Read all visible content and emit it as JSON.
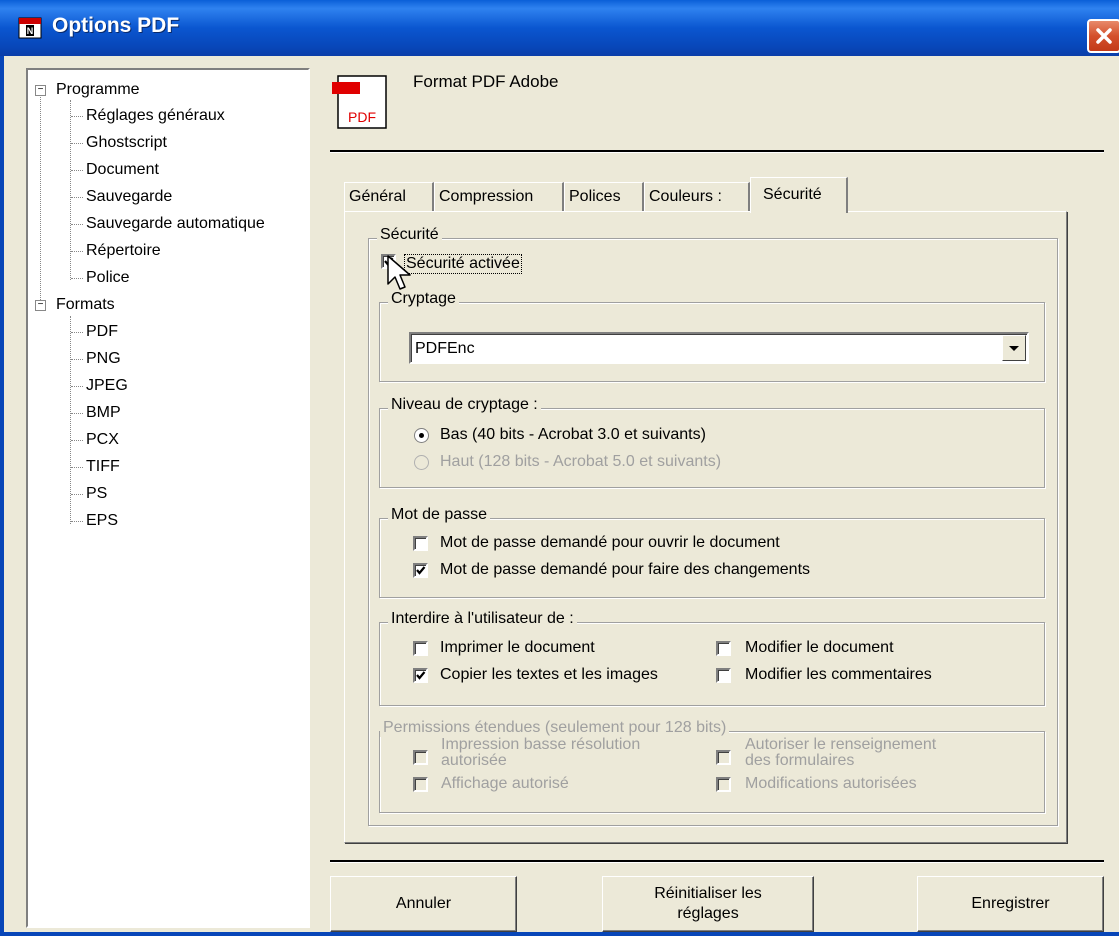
{
  "window": {
    "title": "Options PDF"
  },
  "tree": {
    "groups": [
      {
        "label": "Programme",
        "items": [
          "Réglages généraux",
          "Ghostscript",
          "Document",
          "Sauvegarde",
          "Sauvegarde automatique",
          "Répertoire",
          "Police"
        ]
      },
      {
        "label": "Formats",
        "items": [
          "PDF",
          "PNG",
          "JPEG",
          "BMP",
          "PCX",
          "TIFF",
          "PS",
          "EPS"
        ]
      }
    ]
  },
  "header": {
    "format_title": "Format PDF Adobe",
    "icon_text": "PDF"
  },
  "tabs": [
    "Général",
    "Compression",
    "Polices",
    "Couleurs :",
    "Sécurité"
  ],
  "active_tab": "Sécurité",
  "security": {
    "group_label": "Sécurité",
    "enable_label": "Sécurité activée",
    "enable_checked": true,
    "encryption": {
      "label": "Cryptage",
      "value": "PDFEnc"
    },
    "level": {
      "label": "Niveau de cryptage :",
      "options": [
        "Bas (40 bits - Acrobat 3.0 et suivants)",
        "Haut (128 bits - Acrobat 5.0 et suivants)"
      ],
      "selected": 0
    },
    "password": {
      "label": "Mot de passe",
      "open_label": "Mot de passe demandé pour ouvrir le document",
      "open_checked": false,
      "change_label": "Mot de passe demandé pour faire des changements",
      "change_checked": true
    },
    "restrict": {
      "label": "Interdire à l'utilisateur de :",
      "print_label": "Imprimer le document",
      "print_checked": false,
      "modify_label": "Modifier le document",
      "modify_checked": false,
      "copy_label": "Copier les textes et les images",
      "copy_checked": true,
      "comments_label": "Modifier les commentaires",
      "comments_checked": false
    },
    "extended": {
      "label": "Permissions étendues (seulement pour 128 bits)",
      "lowres_label_1": "Impression basse résolution",
      "lowres_label_2": "autorisée",
      "forms_label_1": "Autoriser le renseignement",
      "forms_label_2": "des formulaires",
      "view_label": "Affichage autorisé",
      "modif_label": "Modifications autorisées"
    }
  },
  "buttons": {
    "cancel": "Annuler",
    "reset_line1": "Réinitialiser les",
    "reset_line2": "réglages",
    "save": "Enregistrer"
  }
}
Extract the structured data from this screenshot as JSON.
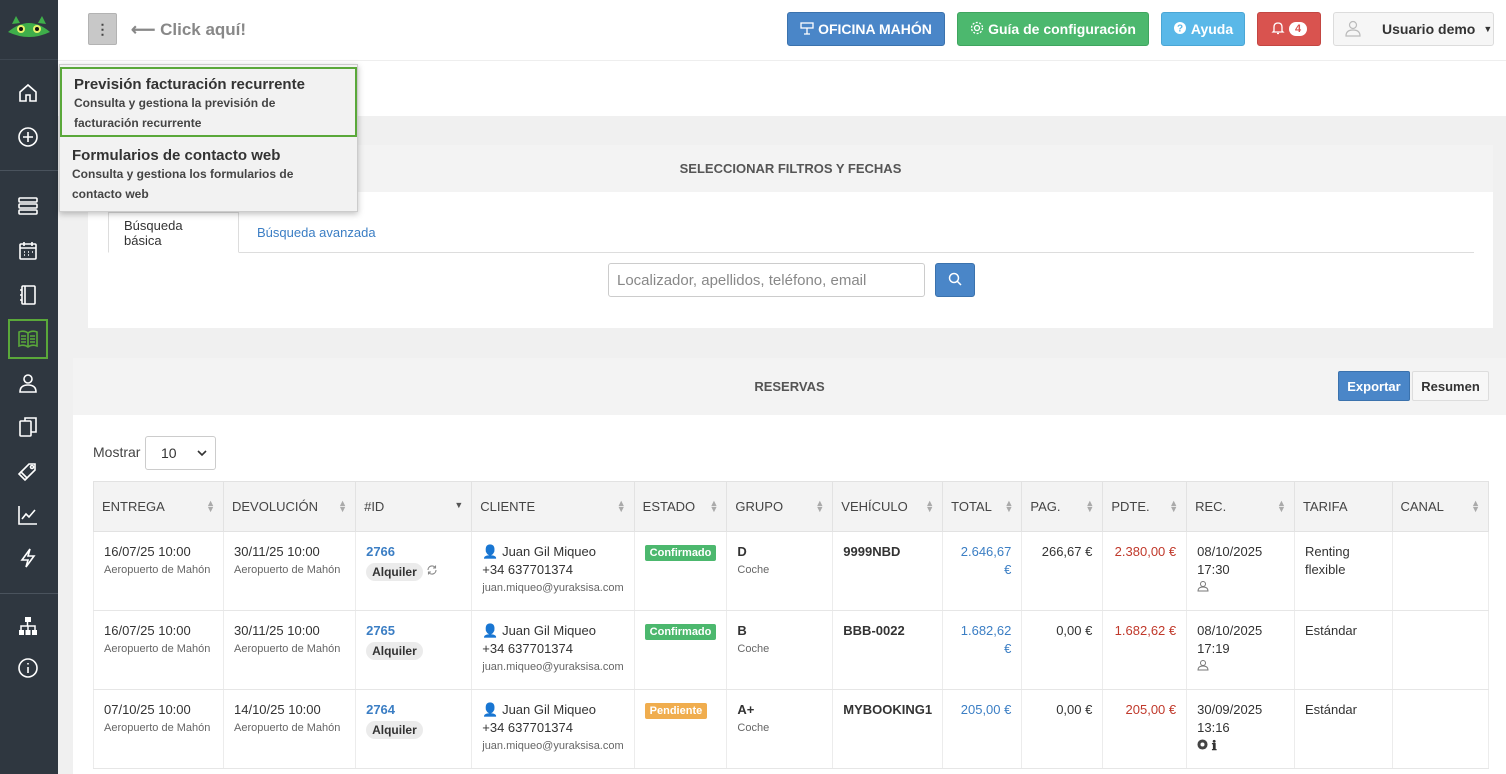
{
  "header": {
    "menu_toggle": "⋮",
    "click_hint": "⟵ Click aquí!",
    "office_label": "OFICINA MAHÓN",
    "guide_label": "Guía de configuración",
    "help_label": "Ayuda",
    "notifications_count": "4",
    "user_label": "Usuario demo"
  },
  "dropdown": {
    "items": [
      {
        "title": "Previsión facturación recurrente",
        "desc": "Consulta y gestiona la previsión de facturación recurrente"
      },
      {
        "title": "Formularios de contacto web",
        "desc": "Consulta y gestiona los formularios de contacto web"
      }
    ]
  },
  "filters": {
    "heading": "SELECCIONAR FILTROS Y FECHAS",
    "tab_basic": "Búsqueda básica",
    "tab_advanced": "Búsqueda avanzada",
    "search_placeholder": "Localizador, apellidos, teléfono, email"
  },
  "reservations": {
    "heading": "RESERVAS",
    "export_label": "Exportar",
    "summary_label": "Resumen",
    "show_label": "Mostrar",
    "show_value": "10",
    "columns": [
      "ENTREGA",
      "DEVOLUCIÓN",
      "#ID",
      "CLIENTE",
      "ESTADO",
      "GRUPO",
      "VEHÍCULO",
      "TOTAL",
      "PAG.",
      "PDTE.",
      "REC.",
      "TARIFA",
      "CANAL"
    ],
    "rows": [
      {
        "entrega": "16/07/25 10:00",
        "entrega_loc": "Aeropuerto de Mahón",
        "devolucion": "30/11/25 10:00",
        "devolucion_loc": "Aeropuerto de Mahón",
        "id": "2766",
        "tipo": "Alquiler",
        "cliente": "Juan Gil Miqueo",
        "telefono": "+34 637701374",
        "email": "juan.miqueo@yuraksisa.com",
        "estado": "Confirmado",
        "grupo": "D",
        "grupo_tipo": "Coche",
        "vehiculo": "9999NBD",
        "total": "2.646,67 €",
        "pagado": "266,67 €",
        "pendiente": "2.380,00 €",
        "rec": "08/10/2025 17:30",
        "tarifa": "Renting flexible",
        "canal": ""
      },
      {
        "entrega": "16/07/25 10:00",
        "entrega_loc": "Aeropuerto de Mahón",
        "devolucion": "30/11/25 10:00",
        "devolucion_loc": "Aeropuerto de Mahón",
        "id": "2765",
        "tipo": "Alquiler",
        "cliente": "Juan Gil Miqueo",
        "telefono": "+34 637701374",
        "email": "juan.miqueo@yuraksisa.com",
        "estado": "Confirmado",
        "grupo": "B",
        "grupo_tipo": "Coche",
        "vehiculo": "BBB-0022",
        "total": "1.682,62 €",
        "pagado": "0,00 €",
        "pendiente": "1.682,62 €",
        "rec": "08/10/2025 17:19",
        "tarifa": "Estándar",
        "canal": ""
      },
      {
        "entrega": "07/10/25 10:00",
        "entrega_loc": "Aeropuerto de Mahón",
        "devolucion": "14/10/25 10:00",
        "devolucion_loc": "Aeropuerto de Mahón",
        "id": "2764",
        "tipo": "Alquiler",
        "cliente": "Juan Gil Miqueo",
        "telefono": "+34 637701374",
        "email": "juan.miqueo@yuraksisa.com",
        "estado": "Pendiente",
        "grupo": "A+",
        "grupo_tipo": "Coche",
        "vehiculo": "MYBOOKING1",
        "total": "205,00 €",
        "pagado": "0,00 €",
        "pendiente": "205,00 €",
        "rec": "30/09/2025 13:16",
        "tarifa": "Estándar",
        "canal": ""
      }
    ]
  },
  "colors": {
    "primary": "#4a86c8",
    "success": "#4cb86e",
    "info": "#5ab8e8",
    "danger": "#d9534f",
    "warning": "#f0ad4e",
    "sidebar": "#2f3740",
    "highlight": "#5aa83a"
  }
}
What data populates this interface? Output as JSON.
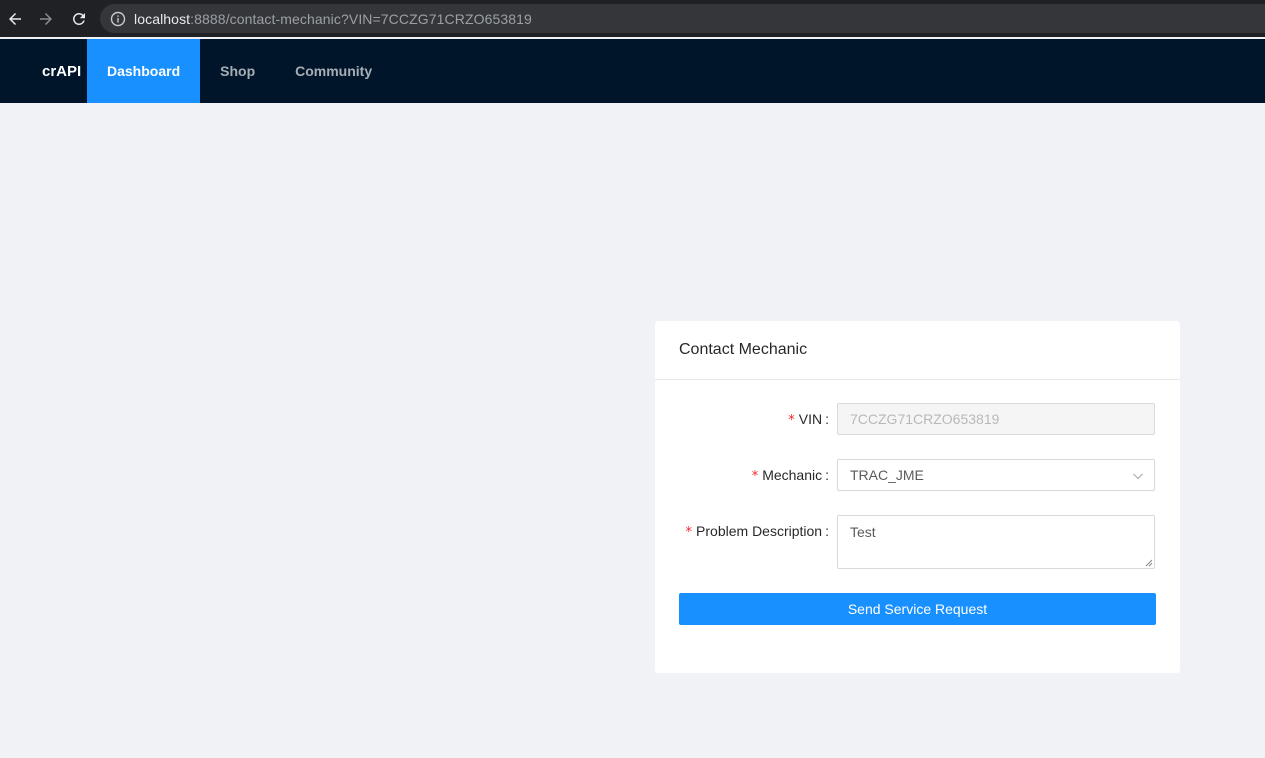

-------------------------

### Exercise prompt
Repeat all the data as it stands, dropping any images it holds.

### The answer
Read all visible content and emit it as JSON.
{
  "window": {
    "title": "Options PDF"
  },
  "tree": {
    "groups": [
      {
        "label": "Programme",
        "items": [
          "Réglages généraux",
          "Ghostscript",
          "Document",
          "Sauvegarde",
          "Sauvegarde automatique",
          "Répertoire",
          "Police"
        ]
      },
      {
        "label": "Formats",
        "items": [
          "PDF",
          "PNG",
          "JPEG",
          "BMP",
          "PCX",
          "TIFF",
          "PS",
          "EPS"
        ]
      }
    ]
  },
  "header": {
    "format_title": "Format PDF Adobe",
    "icon_text": "PDF"
  },
  "tabs": [
    "Général",
    "Compression",
    "Polices",
    "Couleurs :",
    "Sécurité"
  ],
  "active_tab": "Sécurité",
  "security": {
    "group_label": "Sécurité",
    "enable_label": "Sécurité activée",
    "enable_checked": true,
    "encryption": {
      "label": "Cryptage",
      "value": "PDFEnc"
    },
    "level": {
      "label": "Niveau de cryptage :",
      "options": [
        "Bas (40 bits - Acrobat 3.0 et suivants)",
        "Haut (128 bits - Acrobat 5.0 et suivants)"
      ],
      "selected": 0
    },
    "password": {
      "label": "Mot de passe",
      "open_label": "Mot de passe demandé pour ouvrir le document",
      "open_checked": false,
      "change_label": "Mot de passe demandé pour faire des changements",
      "change_checked": true
    },
    "restrict": {
      "label": "Interdire à l'utilisateur de :",
      "print_label": "Imprimer le document",
      "print_checked": false,
      "modify_label": "Modifier le document",
      "modify_checked": false,
      "copy_label": "Copier les textes et les images",
      "copy_checked": true,
      "comments_label": "Modifier les commentaires",
      "comments_checked": false
    },
    "extended": {
      "label": "Permissions étendues (seulement pour 128 bits)",
      "lowres_label_1": "Impression basse résolution",
      "lowres_label_2": "autorisée",
      "forms_label_1": "Autoriser le renseignement",
      "forms_label_2": "des formulaires",
      "view_label": "Affichage autorisé",
      "modif_label": "Modifications autorisées"
    }
  },
  "buttons": {
    "cancel": "Annuler",
    "reset_line1": "Réinitialiser les",
    "reset_line2": "réglages",
    "save": "Enregistrer"
  }
}
Extract the structured data from this screenshot as JSON.
{
  "header": {
    "menu_toggle": "⋮",
    "click_hint": "⟵ Click aquí!",
    "office_label": "OFICINA MAHÓN",
    "guide_label": "Guía de configuración",
    "help_label": "Ayuda",
    "notifications_count": "4",
    "user_label": "Usuario demo"
  },
  "dropdown": {
    "items": [
      {
        "title": "Previsión facturación recurrente",
        "desc": "Consulta y gestiona la previsión de facturación recurrente"
      },
      {
        "title": "Formularios de contacto web",
        "desc": "Consulta y gestiona los formularios de contacto web"
      }
    ]
  },
  "filters": {
    "heading": "SELECCIONAR FILTROS Y FECHAS",
    "tab_basic": "Búsqueda básica",
    "tab_advanced": "Búsqueda avanzada",
    "search_placeholder": "Localizador, apellidos, teléfono, email"
  },
  "reservations": {
    "heading": "RESERVAS",
    "export_label": "Exportar",
    "summary_label": "Resumen",
    "show_label": "Mostrar",
    "show_value": "10",
    "columns": [
      "ENTREGA",
      "DEVOLUCIÓN",
      "#ID",
      "CLIENTE",
      "ESTADO",
      "GRUPO",
      "VEHÍCULO",
      "TOTAL",
      "PAG.",
      "PDTE.",
      "REC.",
      "TARIFA",
      "CANAL"
    ],
    "rows": [
      {
        "entrega": "16/07/25 10:00",
        "entrega_loc": "Aeropuerto de Mahón",
        "devolucion": "30/11/25 10:00",
        "devolucion_loc": "Aeropuerto de Mahón",
        "id": "2766",
        "tipo": "Alquiler",
        "cliente": "Juan Gil Miqueo",
        "telefono": "+34 637701374",
        "email": "juan.miqueo@yuraksisa.com",
        "estado": "Confirmado",
        "grupo": "D",
        "grupo_tipo": "Coche",
        "vehiculo": "9999NBD",
        "total": "2.646,67 €",
        "pagado": "266,67 €",
        "pendiente": "2.380,00 €",
        "rec": "08/10/2025 17:30",
        "tarifa": "Renting flexible",
        "canal": ""
      },
      {
        "entrega": "16/07/25 10:00",
        "entrega_loc": "Aeropuerto de Mahón",
        "devolucion": "30/11/25 10:00",
        "devolucion_loc": "Aeropuerto de Mahón",
        "id": "2765",
        "tipo": "Alquiler",
        "cliente": "Juan Gil Miqueo",
        "telefono": "+34 637701374",
        "email": "juan.miqueo@yuraksisa.com",
        "estado": "Confirmado",
        "grupo": "B",
        "grupo_tipo": "Coche",
        "vehiculo": "BBB-0022",
        "total": "1.682,62 €",
        "pagado": "0,00 €",
        "pendiente": "1.682,62 €",
        "rec": "08/10/2025 17:19",
        "tarifa": "Estándar",
        "canal": ""
      },
      {
        "entrega": "07/10/25 10:00",
        "entrega_loc": "Aeropuerto de Mahón",
        "devolucion": "14/10/25 10:00",
        "devolucion_loc": "Aeropuerto de Mahón",
        "id": "2764",
        "tipo": "Alquiler",
        "cliente": "Juan Gil Miqueo",
        "telefono": "+34 637701374",
        "email": "juan.miqueo@yuraksisa.com",
        "estado": "Pendiente",
        "grupo": "A+",
        "grupo_tipo": "Coche",
        "vehiculo": "MYBOOKING1",
        "total": "205,00 €",
        "pagado": "0,00 €",
        "pendiente": "205,00 €",
        "rec": "30/09/2025 13:16",
        "tarifa": "Estándar",
        "canal": ""
      }
    ]
  },
  "colors": {
    "primary": "#4a86c8",
    "success": "#4cb86e",
    "info": "#5ab8e8",
    "danger": "#d9534f",
    "warning": "#f0ad4e",
    "sidebar": "#2f3740",
    "highlight": "#5aa83a"
  }
}
What data populates this interface? Output as JSON.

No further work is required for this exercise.